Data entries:
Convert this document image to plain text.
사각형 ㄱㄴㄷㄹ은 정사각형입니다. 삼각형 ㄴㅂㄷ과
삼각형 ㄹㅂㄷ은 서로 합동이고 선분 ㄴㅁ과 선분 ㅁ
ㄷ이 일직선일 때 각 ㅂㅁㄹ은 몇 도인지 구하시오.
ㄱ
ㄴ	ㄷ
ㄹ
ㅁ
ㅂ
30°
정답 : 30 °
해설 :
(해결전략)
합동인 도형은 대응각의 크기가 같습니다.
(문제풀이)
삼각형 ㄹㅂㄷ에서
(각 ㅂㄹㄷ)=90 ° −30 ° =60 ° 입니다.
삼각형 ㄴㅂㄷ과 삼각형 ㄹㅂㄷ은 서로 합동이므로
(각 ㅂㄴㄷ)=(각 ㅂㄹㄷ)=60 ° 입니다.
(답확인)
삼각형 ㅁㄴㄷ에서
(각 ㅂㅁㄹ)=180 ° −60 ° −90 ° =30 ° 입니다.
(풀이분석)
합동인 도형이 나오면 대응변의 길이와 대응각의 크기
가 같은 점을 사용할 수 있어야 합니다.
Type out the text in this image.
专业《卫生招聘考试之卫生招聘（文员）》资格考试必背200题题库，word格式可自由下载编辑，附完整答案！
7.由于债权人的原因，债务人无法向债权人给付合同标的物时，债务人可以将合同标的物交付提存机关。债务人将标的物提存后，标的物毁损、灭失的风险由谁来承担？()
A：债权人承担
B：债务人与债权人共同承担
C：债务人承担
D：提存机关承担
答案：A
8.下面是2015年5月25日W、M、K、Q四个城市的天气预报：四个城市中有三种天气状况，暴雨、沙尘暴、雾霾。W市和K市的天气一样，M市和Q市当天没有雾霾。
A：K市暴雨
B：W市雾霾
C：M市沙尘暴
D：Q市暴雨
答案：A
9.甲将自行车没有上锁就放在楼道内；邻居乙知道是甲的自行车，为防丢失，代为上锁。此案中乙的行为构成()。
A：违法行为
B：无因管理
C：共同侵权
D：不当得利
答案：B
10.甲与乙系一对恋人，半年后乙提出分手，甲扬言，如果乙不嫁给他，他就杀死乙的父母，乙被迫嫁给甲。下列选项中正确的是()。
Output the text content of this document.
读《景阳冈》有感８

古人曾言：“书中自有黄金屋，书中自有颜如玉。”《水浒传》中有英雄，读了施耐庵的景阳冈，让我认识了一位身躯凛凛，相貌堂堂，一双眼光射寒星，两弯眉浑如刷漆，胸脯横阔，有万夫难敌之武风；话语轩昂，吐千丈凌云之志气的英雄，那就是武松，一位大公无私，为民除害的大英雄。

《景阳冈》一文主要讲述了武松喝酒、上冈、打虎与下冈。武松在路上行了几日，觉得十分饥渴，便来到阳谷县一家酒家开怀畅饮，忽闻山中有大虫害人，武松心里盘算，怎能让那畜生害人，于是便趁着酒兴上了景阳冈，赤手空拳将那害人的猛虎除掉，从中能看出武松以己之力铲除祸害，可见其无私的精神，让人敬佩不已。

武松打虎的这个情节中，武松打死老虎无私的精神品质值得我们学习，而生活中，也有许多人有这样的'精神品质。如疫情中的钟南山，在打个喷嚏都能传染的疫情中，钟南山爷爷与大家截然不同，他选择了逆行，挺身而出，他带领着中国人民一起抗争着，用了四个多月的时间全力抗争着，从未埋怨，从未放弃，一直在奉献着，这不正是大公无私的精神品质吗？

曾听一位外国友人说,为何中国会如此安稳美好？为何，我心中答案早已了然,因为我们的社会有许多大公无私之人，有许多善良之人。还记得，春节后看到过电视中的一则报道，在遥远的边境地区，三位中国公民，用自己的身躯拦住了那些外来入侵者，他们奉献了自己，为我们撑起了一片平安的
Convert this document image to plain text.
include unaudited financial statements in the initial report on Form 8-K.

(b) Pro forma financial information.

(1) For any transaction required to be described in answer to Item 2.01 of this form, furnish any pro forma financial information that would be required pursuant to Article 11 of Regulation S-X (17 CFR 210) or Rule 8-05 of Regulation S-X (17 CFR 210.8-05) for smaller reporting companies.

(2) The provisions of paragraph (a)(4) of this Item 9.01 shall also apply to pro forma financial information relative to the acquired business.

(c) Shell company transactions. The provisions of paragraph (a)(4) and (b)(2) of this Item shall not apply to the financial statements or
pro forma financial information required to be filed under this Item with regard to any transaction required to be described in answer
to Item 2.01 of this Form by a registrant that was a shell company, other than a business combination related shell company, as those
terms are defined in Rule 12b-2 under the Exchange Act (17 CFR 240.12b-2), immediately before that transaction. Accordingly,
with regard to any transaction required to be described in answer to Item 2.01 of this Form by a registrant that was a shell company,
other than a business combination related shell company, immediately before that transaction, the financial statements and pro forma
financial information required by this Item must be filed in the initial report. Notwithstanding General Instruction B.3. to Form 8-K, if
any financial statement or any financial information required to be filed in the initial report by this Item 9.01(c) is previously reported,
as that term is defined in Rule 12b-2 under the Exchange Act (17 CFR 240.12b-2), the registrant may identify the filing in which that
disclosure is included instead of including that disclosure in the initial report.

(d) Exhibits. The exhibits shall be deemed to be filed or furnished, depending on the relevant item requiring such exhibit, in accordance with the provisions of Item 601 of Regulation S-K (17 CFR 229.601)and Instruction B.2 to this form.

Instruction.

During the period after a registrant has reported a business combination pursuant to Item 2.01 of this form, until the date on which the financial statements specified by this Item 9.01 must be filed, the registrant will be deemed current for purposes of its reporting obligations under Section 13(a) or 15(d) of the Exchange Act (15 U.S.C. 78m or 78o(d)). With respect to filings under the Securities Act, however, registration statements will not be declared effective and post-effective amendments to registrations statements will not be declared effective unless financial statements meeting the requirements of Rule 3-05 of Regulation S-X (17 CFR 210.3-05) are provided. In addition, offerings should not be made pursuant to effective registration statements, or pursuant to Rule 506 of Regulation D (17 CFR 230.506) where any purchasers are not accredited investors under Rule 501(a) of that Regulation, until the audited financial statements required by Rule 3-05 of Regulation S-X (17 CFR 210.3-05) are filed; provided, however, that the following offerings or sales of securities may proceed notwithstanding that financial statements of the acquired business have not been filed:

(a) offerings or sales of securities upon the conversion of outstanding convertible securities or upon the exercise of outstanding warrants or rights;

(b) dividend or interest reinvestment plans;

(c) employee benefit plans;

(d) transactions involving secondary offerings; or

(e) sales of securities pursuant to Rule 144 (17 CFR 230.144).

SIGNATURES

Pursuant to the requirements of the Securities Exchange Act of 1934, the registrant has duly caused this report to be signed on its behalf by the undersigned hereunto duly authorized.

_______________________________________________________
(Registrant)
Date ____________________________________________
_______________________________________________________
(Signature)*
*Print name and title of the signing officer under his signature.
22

Given instruction: Write the entries again, exactly as they stand.

The answer:
Convert this document image to plain text.
사각형 ㄱㄴㄷㄹ은 정사각형입니다. 삼각형 ㄴㅂㄷ과
삼각형 ㄹㅂㄷ은 서로 합동이고 선분 ㄴㅁ과 선분 ㅁ
ㄷ이 일직선일 때 각 ㅂㅁㄹ은 몇 도인지 구하시오.
ㄱ
ㄴ	ㄷ
ㄹ
ㅁ
ㅂ
30°
정답 : 30 °
해설 :
(해결전략)
합동인 도형은 대응각의 크기가 같습니다.
(문제풀이)
삼각형 ㄹㅂㄷ에서
(각 ㅂㄹㄷ)=90 ° −30 ° =60 ° 입니다.
삼각형 ㄴㅂㄷ과 삼각형 ㄹㅂㄷ은 서로 합동이므로
(각 ㅂㄴㄷ)=(각 ㅂㄹㄷ)=60 ° 입니다.
(답확인)
삼각형 ㅁㄴㄷ에서
(각 ㅂㅁㄹ)=180 ° −60 ° −90 ° =30 ° 입니다.
(풀이분석)
합동인 도형이 나오면 대응변의 길이와 대응각의 크기
가 같은 점을 사용할 수 있어야 합니다.
Type out the text in this image.
专业《卫生招聘考试之卫生招聘（文员）》资格考试必背200题题库，word格式可自由下载编辑，附完整答案！
7.由于债权人的原因，债务人无法向债权人给付合同标的物时，债务人可以将合同标的物交付提存机关。债务人将标的物提存后，标的物毁损、灭失的风险由谁来承担？()
A：债权人承担
B：债务人与债权人共同承担
C：债务人承担
D：提存机关承担
答案：A
8.下面是2015年5月25日W、M、K、Q四个城市的天气预报：四个城市中有三种天气状况，暴雨、沙尘暴、雾霾。W市和K市的天气一样，M市和Q市当天没有雾霾。
A：K市暴雨
B：W市雾霾
C：M市沙尘暴
D：Q市暴雨
答案：A
9.甲将自行车没有上锁就放在楼道内；邻居乙知道是甲的自行车，为防丢失，代为上锁。此案中乙的行为构成()。
A：违法行为
B：无因管理
C：共同侵权
D：不当得利
答案：B
10.甲与乙系一对恋人，半年后乙提出分手，甲扬言，如果乙不嫁给他，他就杀死乙的父母，乙被迫嫁给甲。下列选项中正确的是()。
Output the text content of this document.
读《景阳冈》有感８

古人曾言：“书中自有黄金屋，书中自有颜如玉。”《水浒传》中有英雄，读了施耐庵的景阳冈，让我认识了一位身躯凛凛，相貌堂堂，一双眼光射寒星，两弯眉浑如刷漆，胸脯横阔，有万夫难敌之武风；话语轩昂，吐千丈凌云之志气的英雄，那就是武松，一位大公无私，为民除害的大英雄。

《景阳冈》一文主要讲述了武松喝酒、上冈、打虎与下冈。武松在路上行了几日，觉得十分饥渴，便来到阳谷县一家酒家开怀畅饮，忽闻山中有大虫害人，武松心里盘算，怎能让那畜生害人，于是便趁着酒兴上了景阳冈，赤手空拳将那害人的猛虎除掉，从中能看出武松以己之力铲除祸害，可见其无私的精神，让人敬佩不已。

武松打虎的这个情节中，武松打死老虎无私的精神品质值得我们学习，而生活中，也有许多人有这样的'精神品质。如疫情中的钟南山，在打个喷嚏都能传染的疫情中，钟南山爷爷与大家截然不同，他选择了逆行，挺身而出，他带领着中国人民一起抗争着，用了四个多月的时间全力抗争着，从未埋怨，从未放弃，一直在奉献着，这不正是大公无私的精神品质吗？

曾听一位外国友人说,为何中国会如此安稳美好？为何，我心中答案早已了然,因为我们的社会有许多大公无私之人，有许多善良之人。还记得，春节后看到过电视中的一则报道，在遥远的边境地区，三位中国公民，用自己的身躯拦住了那些外来入侵者，他们奉献了自己，为我们撑起了一片平安的
Convert this document image to plain text.
include unaudited financial statements in the initial report on Form 8-K.

(b) Pro forma financial information.

(1) For any transaction required to be described in answer to Item 2.01 of this form, furnish any pro forma financial information that would be required pursuant to Article 11 of Regulation S-X (17 CFR 210) or Rule 8-05 of Regulation S-X (17 CFR 210.8-05) for smaller reporting companies.

(2) The provisions of paragraph (a)(4) of this Item 9.01 shall also apply to pro forma financial information relative to the acquired business.

(c) Shell company transactions. The provisions of paragraph (a)(4) and (b)(2) of this Item shall not apply to the financial statements or
pro forma financial information required to be filed under this Item with regard to any transaction required to be described in answer
to Item 2.01 of this Form by a registrant that was a shell company, other than a business combination related shell company, as those
terms are defined in Rule 12b-2 under the Exchange Act (17 CFR 240.12b-2), immediately before that transaction. Accordingly,
with regard to any transaction required to be described in answer to Item 2.01 of this Form by a registrant that was a shell company,
other than a business combination related shell company, immediately before that transaction, the financial statements and pro forma
financial information required by this Item must be filed in the initial report. Notwithstanding General Instruction B.3. to Form 8-K, if
any financial statement or any financial information required to be filed in the initial report by this Item 9.01(c) is previously reported,
as that term is defined in Rule 12b-2 under the Exchange Act (17 CFR 240.12b-2), the registrant may identify the filing in which that
disclosure is included instead of including that disclosure in the initial report.

(d) Exhibits. The exhibits shall be deemed to be filed or furnished, depending on the relevant item requiring such exhibit, in accordance with the provisions of Item 601 of Regulation S-K (17 CFR 229.601)and Instruction B.2 to this form.

Instruction.

During the period after a registrant has reported a business combination pursuant to Item 2.01 of this form, until the date on which the financial statements specified by this Item 9.01 must be filed, the registrant will be deemed current for purposes of its reporting obligations under Section 13(a) or 15(d) of the Exchange Act (15 U.S.C. 78m or 78o(d)). With respect to filings under the Securities Act, however, registration statements will not be declared effective and post-effective amendments to registrations statements will not be declared effective unless financial statements meeting the requirements of Rule 3-05 of Regulation S-X (17 CFR 210.3-05) are provided. In addition, offerings should not be made pursuant to effective registration statements, or pursuant to Rule 506 of Regulation D (17 CFR 230.506) where any purchasers are not accredited investors under Rule 501(a) of that Regulation, until the audited financial statements required by Rule 3-05 of Regulation S-X (17 CFR 210.3-05) are filed; provided, however, that the following offerings or sales of securities may proceed notwithstanding that financial statements of the acquired business have not been filed:

(a) offerings or sales of securities upon the conversion of outstanding convertible securities or upon the exercise of outstanding warrants or rights;

(b) dividend or interest reinvestment plans;

(c) employee benefit plans;

(d) transactions involving secondary offerings; or

(e) sales of securities pursuant to Rule 144 (17 CFR 230.144).

SIGNATURES

Pursuant to the requirements of the Securities Exchange Act of 1934, the registrant has duly caused this report to be signed on its behalf by the undersigned hereunto duly authorized.

_______________________________________________________
(Registrant)
Date ____________________________________________
_______________________________________________________
(Signature)*
*Print name and title of the signing officer under his signature.
22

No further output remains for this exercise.